**Linhas de dados**.
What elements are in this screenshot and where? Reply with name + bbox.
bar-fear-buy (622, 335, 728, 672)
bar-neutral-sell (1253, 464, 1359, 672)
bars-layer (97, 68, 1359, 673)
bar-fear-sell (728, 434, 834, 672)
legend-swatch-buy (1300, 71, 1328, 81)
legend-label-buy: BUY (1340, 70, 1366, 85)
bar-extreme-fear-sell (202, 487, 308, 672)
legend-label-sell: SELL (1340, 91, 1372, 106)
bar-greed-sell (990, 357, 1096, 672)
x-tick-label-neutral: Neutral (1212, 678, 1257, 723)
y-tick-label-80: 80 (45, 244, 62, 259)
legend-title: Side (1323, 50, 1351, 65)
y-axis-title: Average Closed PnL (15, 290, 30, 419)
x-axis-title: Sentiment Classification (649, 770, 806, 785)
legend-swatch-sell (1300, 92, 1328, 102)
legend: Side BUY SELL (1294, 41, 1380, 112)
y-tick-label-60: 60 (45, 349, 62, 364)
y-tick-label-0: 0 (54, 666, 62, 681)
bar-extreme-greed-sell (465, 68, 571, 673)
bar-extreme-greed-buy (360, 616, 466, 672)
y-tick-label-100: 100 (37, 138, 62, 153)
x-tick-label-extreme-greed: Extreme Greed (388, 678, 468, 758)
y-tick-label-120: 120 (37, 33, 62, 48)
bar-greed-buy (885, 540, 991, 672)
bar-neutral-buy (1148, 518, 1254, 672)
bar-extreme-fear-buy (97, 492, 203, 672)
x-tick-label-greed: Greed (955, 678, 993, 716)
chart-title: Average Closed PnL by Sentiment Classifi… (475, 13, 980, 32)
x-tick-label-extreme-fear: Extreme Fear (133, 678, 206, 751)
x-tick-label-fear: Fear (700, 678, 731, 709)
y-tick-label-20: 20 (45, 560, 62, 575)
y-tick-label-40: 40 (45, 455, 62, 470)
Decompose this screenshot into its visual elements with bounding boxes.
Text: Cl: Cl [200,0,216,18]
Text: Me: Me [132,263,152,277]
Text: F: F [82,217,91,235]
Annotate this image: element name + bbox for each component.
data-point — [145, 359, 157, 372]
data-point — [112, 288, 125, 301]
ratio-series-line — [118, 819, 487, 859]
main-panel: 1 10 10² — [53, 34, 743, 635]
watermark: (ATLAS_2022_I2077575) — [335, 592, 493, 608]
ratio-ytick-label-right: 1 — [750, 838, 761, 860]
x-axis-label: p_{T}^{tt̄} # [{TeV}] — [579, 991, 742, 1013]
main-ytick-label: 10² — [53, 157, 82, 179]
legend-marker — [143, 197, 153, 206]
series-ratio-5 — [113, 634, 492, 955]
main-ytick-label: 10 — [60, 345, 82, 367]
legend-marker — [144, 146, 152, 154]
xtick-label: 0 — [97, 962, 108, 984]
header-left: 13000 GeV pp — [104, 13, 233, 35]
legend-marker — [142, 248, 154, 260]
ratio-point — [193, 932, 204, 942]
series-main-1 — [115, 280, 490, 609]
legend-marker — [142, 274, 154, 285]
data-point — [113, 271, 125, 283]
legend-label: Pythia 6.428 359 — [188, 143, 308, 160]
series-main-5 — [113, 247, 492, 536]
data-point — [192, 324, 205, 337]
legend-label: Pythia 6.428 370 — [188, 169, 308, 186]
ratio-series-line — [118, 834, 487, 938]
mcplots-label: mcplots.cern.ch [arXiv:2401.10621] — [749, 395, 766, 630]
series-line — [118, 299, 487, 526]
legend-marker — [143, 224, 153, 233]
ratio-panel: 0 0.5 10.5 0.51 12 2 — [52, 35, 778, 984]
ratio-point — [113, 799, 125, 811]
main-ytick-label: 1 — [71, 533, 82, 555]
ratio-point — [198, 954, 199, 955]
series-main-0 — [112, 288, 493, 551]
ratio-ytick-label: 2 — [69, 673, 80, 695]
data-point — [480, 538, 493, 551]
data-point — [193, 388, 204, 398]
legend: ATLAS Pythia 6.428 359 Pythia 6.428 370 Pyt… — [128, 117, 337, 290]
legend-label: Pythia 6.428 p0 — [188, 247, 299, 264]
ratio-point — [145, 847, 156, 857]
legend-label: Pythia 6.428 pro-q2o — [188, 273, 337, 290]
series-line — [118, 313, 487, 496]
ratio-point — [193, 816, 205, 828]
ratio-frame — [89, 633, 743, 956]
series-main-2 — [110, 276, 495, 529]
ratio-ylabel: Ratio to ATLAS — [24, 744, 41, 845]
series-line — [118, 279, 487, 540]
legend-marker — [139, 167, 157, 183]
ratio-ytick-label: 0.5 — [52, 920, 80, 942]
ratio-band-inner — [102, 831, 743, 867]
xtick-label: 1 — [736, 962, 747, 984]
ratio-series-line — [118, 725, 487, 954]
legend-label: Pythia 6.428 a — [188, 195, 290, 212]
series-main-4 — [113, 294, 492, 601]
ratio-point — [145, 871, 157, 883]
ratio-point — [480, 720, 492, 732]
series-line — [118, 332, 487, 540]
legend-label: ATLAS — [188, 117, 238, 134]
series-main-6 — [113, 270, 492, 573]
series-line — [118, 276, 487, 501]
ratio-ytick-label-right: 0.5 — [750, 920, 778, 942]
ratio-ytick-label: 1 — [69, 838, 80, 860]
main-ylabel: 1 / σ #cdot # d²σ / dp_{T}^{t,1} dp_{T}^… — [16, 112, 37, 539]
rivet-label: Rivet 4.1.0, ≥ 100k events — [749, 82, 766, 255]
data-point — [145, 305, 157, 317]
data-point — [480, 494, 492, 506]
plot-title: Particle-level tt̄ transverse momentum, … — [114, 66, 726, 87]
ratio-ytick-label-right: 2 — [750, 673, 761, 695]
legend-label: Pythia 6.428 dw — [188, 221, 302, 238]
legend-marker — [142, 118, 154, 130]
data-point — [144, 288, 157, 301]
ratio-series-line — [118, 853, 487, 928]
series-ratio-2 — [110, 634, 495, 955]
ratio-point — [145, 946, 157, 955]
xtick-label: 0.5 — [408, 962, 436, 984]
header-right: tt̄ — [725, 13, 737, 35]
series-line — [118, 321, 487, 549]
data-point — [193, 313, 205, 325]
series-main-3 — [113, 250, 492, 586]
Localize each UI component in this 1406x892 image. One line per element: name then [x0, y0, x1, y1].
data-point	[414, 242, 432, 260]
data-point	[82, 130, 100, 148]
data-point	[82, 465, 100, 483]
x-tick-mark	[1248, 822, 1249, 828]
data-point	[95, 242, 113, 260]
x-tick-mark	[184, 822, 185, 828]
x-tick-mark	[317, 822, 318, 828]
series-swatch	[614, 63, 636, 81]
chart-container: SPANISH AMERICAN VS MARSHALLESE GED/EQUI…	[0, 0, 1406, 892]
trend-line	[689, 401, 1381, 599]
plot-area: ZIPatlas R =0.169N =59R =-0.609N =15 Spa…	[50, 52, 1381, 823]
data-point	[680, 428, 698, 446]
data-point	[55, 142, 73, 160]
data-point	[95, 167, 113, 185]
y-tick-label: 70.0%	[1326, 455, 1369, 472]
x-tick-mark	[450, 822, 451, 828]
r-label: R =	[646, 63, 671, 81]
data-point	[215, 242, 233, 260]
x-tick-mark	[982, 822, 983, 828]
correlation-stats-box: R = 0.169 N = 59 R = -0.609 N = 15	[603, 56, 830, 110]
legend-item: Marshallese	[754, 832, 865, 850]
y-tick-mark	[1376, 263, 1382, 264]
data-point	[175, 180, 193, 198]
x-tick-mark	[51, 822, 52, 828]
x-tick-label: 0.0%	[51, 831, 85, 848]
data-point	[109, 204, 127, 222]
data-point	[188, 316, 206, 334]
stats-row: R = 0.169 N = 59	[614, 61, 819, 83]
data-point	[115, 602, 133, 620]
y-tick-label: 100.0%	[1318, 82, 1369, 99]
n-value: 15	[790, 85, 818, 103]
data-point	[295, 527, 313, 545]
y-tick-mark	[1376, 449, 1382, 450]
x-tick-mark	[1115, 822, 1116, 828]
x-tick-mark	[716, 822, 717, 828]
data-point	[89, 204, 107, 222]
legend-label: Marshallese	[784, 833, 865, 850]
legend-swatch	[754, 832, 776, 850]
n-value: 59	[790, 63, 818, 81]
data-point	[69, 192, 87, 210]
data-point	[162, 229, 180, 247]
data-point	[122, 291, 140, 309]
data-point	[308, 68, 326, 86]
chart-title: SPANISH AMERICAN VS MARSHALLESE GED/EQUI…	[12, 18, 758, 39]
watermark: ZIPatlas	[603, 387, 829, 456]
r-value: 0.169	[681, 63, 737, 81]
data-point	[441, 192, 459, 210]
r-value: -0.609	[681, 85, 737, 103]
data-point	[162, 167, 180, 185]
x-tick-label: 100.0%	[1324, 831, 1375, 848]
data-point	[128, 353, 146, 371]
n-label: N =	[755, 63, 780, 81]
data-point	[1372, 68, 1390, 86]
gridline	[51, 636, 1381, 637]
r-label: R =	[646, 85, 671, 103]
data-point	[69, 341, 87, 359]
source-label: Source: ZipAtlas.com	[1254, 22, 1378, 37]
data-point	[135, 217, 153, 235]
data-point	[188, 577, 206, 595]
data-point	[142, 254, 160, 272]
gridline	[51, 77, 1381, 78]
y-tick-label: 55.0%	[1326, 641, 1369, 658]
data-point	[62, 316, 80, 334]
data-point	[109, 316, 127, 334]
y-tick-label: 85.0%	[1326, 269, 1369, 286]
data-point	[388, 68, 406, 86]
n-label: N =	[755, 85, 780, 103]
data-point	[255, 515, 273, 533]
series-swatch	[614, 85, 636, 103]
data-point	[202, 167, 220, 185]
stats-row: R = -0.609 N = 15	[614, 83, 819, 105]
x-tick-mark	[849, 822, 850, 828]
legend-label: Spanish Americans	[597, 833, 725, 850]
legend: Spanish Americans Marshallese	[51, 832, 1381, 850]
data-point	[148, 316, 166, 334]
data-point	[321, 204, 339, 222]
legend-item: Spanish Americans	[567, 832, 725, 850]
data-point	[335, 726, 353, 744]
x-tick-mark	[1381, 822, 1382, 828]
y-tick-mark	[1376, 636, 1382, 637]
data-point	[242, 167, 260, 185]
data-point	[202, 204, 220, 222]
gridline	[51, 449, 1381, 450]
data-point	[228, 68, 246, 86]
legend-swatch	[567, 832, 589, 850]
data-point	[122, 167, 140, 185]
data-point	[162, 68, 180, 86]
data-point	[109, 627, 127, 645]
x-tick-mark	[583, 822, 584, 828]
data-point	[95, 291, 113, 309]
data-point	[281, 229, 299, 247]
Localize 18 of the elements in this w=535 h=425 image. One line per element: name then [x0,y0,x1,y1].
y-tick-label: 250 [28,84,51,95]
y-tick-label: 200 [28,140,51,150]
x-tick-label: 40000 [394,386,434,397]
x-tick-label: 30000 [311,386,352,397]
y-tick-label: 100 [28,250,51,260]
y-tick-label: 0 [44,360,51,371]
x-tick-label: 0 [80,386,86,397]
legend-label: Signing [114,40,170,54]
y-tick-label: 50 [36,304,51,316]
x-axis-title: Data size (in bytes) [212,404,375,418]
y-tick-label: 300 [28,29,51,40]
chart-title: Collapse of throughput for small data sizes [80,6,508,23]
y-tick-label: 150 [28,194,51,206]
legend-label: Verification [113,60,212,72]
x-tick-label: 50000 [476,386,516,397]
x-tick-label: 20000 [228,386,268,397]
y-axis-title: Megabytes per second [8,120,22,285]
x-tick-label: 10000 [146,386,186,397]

**Tarefa a realizar**. Reproduza sem alterações as linhas do material, começando pela primeira e seguindo até a linha que contém "legend-swatch-buy (1300, 71, 1328, 81)", incluindo ambas.

**Resolução do exercício**.
What elements are in this screenshot and where? Reply with name + bbox.
bar-fear-buy (622, 335, 728, 672)
bar-neutral-sell (1253, 464, 1359, 672)
bars-layer (97, 68, 1359, 673)
bar-fear-sell (728, 434, 834, 672)
legend-swatch-buy (1300, 71, 1328, 81)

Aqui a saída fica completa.